-- Start Data lines --

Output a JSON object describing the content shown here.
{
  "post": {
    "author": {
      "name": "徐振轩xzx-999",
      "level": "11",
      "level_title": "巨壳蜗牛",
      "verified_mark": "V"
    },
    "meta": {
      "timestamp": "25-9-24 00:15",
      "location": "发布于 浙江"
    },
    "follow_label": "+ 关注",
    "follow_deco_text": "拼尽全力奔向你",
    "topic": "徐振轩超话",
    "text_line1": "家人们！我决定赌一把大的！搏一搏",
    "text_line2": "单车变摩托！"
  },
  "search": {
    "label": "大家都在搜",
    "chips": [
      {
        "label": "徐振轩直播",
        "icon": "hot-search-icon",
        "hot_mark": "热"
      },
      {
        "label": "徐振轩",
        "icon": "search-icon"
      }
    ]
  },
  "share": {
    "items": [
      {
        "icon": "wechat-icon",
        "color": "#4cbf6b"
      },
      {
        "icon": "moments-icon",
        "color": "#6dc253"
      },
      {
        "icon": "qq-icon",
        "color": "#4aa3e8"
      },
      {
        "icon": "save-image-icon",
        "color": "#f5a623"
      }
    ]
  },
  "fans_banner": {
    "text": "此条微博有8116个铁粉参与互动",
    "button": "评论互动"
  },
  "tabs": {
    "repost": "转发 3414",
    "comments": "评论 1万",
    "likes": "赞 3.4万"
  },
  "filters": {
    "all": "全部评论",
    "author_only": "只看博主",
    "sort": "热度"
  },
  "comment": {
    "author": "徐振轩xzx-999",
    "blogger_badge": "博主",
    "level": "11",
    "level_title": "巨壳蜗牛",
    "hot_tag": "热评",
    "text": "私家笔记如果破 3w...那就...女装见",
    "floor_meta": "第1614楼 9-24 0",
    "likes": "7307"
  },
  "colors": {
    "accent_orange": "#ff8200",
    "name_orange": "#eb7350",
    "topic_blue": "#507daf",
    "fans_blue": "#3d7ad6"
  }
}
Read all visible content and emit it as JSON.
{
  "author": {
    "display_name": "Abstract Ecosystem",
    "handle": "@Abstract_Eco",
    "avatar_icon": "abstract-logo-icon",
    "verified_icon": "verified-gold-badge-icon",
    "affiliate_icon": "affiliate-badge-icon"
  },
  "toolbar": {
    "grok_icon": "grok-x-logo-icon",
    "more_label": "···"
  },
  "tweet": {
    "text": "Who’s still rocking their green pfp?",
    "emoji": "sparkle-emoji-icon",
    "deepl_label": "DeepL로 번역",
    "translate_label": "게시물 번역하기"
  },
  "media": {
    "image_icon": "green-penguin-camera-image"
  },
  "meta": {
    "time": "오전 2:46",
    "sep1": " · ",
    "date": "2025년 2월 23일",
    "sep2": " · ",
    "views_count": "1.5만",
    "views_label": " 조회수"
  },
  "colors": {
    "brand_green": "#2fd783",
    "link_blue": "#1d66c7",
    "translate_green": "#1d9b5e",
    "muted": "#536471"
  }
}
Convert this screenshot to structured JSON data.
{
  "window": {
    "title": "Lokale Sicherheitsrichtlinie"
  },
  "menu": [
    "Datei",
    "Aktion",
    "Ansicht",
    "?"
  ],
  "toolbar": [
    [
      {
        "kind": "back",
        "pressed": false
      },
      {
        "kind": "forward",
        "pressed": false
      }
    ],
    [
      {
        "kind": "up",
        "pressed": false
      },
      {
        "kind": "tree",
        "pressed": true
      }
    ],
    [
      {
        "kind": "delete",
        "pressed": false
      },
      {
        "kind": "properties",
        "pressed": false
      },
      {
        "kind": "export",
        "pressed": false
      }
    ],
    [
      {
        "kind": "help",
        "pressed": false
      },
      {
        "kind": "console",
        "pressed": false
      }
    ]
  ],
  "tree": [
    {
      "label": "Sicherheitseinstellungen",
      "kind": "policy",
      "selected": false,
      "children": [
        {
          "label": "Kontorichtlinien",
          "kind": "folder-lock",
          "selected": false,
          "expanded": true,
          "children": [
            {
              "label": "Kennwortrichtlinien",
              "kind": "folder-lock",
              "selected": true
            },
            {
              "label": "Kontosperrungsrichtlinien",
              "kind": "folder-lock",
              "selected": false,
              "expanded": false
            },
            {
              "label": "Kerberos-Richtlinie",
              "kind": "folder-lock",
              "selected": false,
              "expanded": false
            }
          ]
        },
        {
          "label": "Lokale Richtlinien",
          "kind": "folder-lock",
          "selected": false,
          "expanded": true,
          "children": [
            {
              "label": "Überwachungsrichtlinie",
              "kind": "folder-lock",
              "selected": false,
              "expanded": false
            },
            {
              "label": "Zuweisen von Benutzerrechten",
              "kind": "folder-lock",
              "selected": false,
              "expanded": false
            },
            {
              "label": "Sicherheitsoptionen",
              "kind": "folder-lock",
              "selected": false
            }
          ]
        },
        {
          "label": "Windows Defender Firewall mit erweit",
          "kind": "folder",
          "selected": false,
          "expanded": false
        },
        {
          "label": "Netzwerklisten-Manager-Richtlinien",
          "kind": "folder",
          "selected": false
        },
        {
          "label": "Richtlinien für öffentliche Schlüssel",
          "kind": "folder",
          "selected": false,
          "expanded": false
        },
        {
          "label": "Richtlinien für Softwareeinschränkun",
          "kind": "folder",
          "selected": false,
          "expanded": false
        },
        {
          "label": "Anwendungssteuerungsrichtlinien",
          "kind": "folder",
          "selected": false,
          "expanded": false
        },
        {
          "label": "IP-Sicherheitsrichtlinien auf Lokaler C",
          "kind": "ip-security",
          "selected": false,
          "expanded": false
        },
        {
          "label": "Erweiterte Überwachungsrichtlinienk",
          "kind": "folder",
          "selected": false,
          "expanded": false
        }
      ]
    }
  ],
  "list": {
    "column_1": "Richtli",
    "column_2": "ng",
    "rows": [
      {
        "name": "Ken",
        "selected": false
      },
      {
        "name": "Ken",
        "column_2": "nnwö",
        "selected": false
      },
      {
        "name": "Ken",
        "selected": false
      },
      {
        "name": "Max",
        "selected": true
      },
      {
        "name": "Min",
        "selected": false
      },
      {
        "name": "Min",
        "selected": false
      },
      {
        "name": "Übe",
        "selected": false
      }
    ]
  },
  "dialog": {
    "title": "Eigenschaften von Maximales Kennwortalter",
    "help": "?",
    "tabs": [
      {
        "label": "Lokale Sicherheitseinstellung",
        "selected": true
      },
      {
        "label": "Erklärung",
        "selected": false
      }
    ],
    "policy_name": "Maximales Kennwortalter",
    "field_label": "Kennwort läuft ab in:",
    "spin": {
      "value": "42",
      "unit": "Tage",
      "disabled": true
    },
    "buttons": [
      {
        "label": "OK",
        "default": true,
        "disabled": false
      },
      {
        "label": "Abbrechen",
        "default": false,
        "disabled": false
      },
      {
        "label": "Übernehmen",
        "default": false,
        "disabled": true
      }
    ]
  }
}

-- End Data lines --

What you have to do: Quote each line of the listing above exactly.

Response:
Output a JSON object describing the content shown here.
{
  "post": {
    "author": {
      "name": "徐振轩xzx-999",
      "level": "11",
      "level_title": "巨壳蜗牛",
      "verified_mark": "V"
    },
    "meta": {
      "timestamp": "25-9-24 00:15",
      "location": "发布于 浙江"
    },
    "follow_label": "+ 关注",
    "follow_deco_text": "拼尽全力奔向你",
    "topic": "徐振轩超话",
    "text_line1": "家人们！我决定赌一把大的！搏一搏",
    "text_line2": "单车变摩托！"
  },
  "search": {
    "label": "大家都在搜",
    "chips": [
      {
        "label": "徐振轩直播",
        "icon": "hot-search-icon",
        "hot_mark": "热"
      },
      {
        "label": "徐振轩",
        "icon": "search-icon"
      }
    ]
  },
  "share": {
    "items": [
      {
        "icon": "wechat-icon",
        "color": "#4cbf6b"
      },
      {
        "icon": "moments-icon",
        "color": "#6dc253"
      },
      {
        "icon": "qq-icon",
        "color": "#4aa3e8"
      },
      {
        "icon": "save-image-icon",
        "color": "#f5a623"
      }
    ]
  },
  "fans_banner": {
    "text": "此条微博有8116个铁粉参与互动",
    "button": "评论互动"
  },
  "tabs": {
    "repost": "转发 3414",
    "comments": "评论 1万",
    "likes": "赞 3.4万"
  },
  "filters": {
    "all": "全部评论",
    "author_only": "只看博主",
    "sort": "热度"
  },
  "comment": {
    "author": "徐振轩xzx-999",
    "blogger_badge": "博主",
    "level": "11",
    "level_title": "巨壳蜗牛",
    "hot_tag": "热评",
    "text": "私家笔记如果破 3w...那就...女装见",
    "floor_meta": "第1614楼 9-24 0",
    "likes": "7307"
  },
  "colors": {
    "accent_orange": "#ff8200",
    "name_orange": "#eb7350",
    "topic_blue": "#507daf",
    "fans_blue": "#3d7ad6"
  }
}
Read all visible content and emit it as JSON.
{
  "author": {
    "display_name": "Abstract Ecosystem",
    "handle": "@Abstract_Eco",
    "avatar_icon": "abstract-logo-icon",
    "verified_icon": "verified-gold-badge-icon",
    "affiliate_icon": "affiliate-badge-icon"
  },
  "toolbar": {
    "grok_icon": "grok-x-logo-icon",
    "more_label": "···"
  },
  "tweet": {
    "text": "Who’s still rocking their green pfp?",
    "emoji": "sparkle-emoji-icon",
    "deepl_label": "DeepL로 번역",
    "translate_label": "게시물 번역하기"
  },
  "media": {
    "image_icon": "green-penguin-camera-image"
  },
  "meta": {
    "time": "오전 2:46",
    "sep1": " · ",
    "date": "2025년 2월 23일",
    "sep2": " · ",
    "views_count": "1.5만",
    "views_label": " 조회수"
  },
  "colors": {
    "brand_green": "#2fd783",
    "link_blue": "#1d66c7",
    "translate_green": "#1d9b5e",
    "muted": "#536471"
  }
}
Convert this screenshot to structured JSON data.
{
  "window": {
    "title": "Lokale Sicherheitsrichtlinie"
  },
  "menu": [
    "Datei",
    "Aktion",
    "Ansicht",
    "?"
  ],
  "toolbar": [
    [
      {
        "kind": "back",
        "pressed": false
      },
      {
        "kind": "forward",
        "pressed": false
      }
    ],
    [
      {
        "kind": "up",
        "pressed": false
      },
      {
        "kind": "tree",
        "pressed": true
      }
    ],
    [
      {
        "kind": "delete",
        "pressed": false
      },
      {
        "kind": "properties",
        "pressed": false
      },
      {
        "kind": "export",
        "pressed": false
      }
    ],
    [
      {
        "kind": "help",
        "pressed": false
      },
      {
        "kind": "console",
        "pressed": false
      }
    ]
  ],
  "tree": [
    {
      "label": "Sicherheitseinstellungen",
      "kind": "policy",
      "selected": false,
      "children": [
        {
          "label": "Kontorichtlinien",
          "kind": "folder-lock",
          "selected": false,
          "expanded": true,
          "children": [
            {
              "label": "Kennwortrichtlinien",
              "kind": "folder-lock",
              "selected": true
            },
            {
              "label": "Kontosperrungsrichtlinien",
              "kind": "folder-lock",
              "selected": false,
              "expanded": false
            },
            {
              "label": "Kerberos-Richtlinie",
              "kind": "folder-lock",
              "selected": false,
              "expanded": false
            }
          ]
        },
        {
          "label": "Lokale Richtlinien",
          "kind": "folder-lock",
          "selected": false,
          "expanded": true,
          "children": [
            {
              "label": "Überwachungsrichtlinie",
              "kind": "folder-lock",
              "selected": false,
              "expanded": false
            },
            {
              "label": "Zuweisen von Benutzerrechten",
              "kind": "folder-lock",
              "selected": false,
              "expanded": false
            },
            {
              "label": "Sicherheitsoptionen",
              "kind": "folder-lock",
              "selected": false
            }
          ]
        },
        {
          "label": "Windows Defender Firewall mit erweit",
          "kind": "folder",
          "selected": false,
          "expanded": false
        },
        {
          "label": "Netzwerklisten-Manager-Richtlinien",
          "kind": "folder",
          "selected": false
        },
        {
          "label": "Richtlinien für öffentliche Schlüssel",
          "kind": "folder",
          "selected": false,
          "expanded": false
        },
        {
          "label": "Richtlinien für Softwareeinschränkun",
          "kind": "folder",
          "selected": false,
          "expanded": false
        },
        {
          "label": "Anwendungssteuerungsrichtlinien",
          "kind": "folder",
          "selected": false,
          "expanded": false
        },
        {
          "label": "IP-Sicherheitsrichtlinien auf Lokaler C",
          "kind": "ip-security",
          "selected": false,
          "expanded": false
        },
        {
          "label": "Erweiterte Überwachungsrichtlinienk",
          "kind": "folder",
          "selected": false,
          "expanded": false
        }
      ]
    }
  ],
  "list": {
    "column_1": "Richtli",
    "column_2": "ng",
    "rows": [
      {
        "name": "Ken",
        "selected": false
      },
      {
        "name": "Ken",
        "column_2": "nnwö",
        "selected": false
      },
      {
        "name": "Ken",
        "selected": false
      },
      {
        "name": "Max",
        "selected": true
      },
      {
        "name": "Min",
        "selected": false
      },
      {
        "name": "Min",
        "selected": false
      },
      {
        "name": "Übe",
        "selected": false
      }
    ]
  },
  "dialog": {
    "title": "Eigenschaften von Maximales Kennwortalter",
    "help": "?",
    "tabs": [
      {
        "label": "Lokale Sicherheitseinstellung",
        "selected": true
      },
      {
        "label": "Erklärung",
        "selected": false
      }
    ],
    "policy_name": "Maximales Kennwortalter",
    "field_label": "Kennwort läuft ab in:",
    "spin": {
      "value": "42",
      "unit": "Tage",
      "disabled": true
    },
    "buttons": [
      {
        "label": "OK",
        "default": true,
        "disabled": false
      },
      {
        "label": "Abbrechen",
        "default": false,
        "disabled": false
      },
      {
        "label": "Übernehmen",
        "default": false,
        "disabled": true
      }
    ]
  }
}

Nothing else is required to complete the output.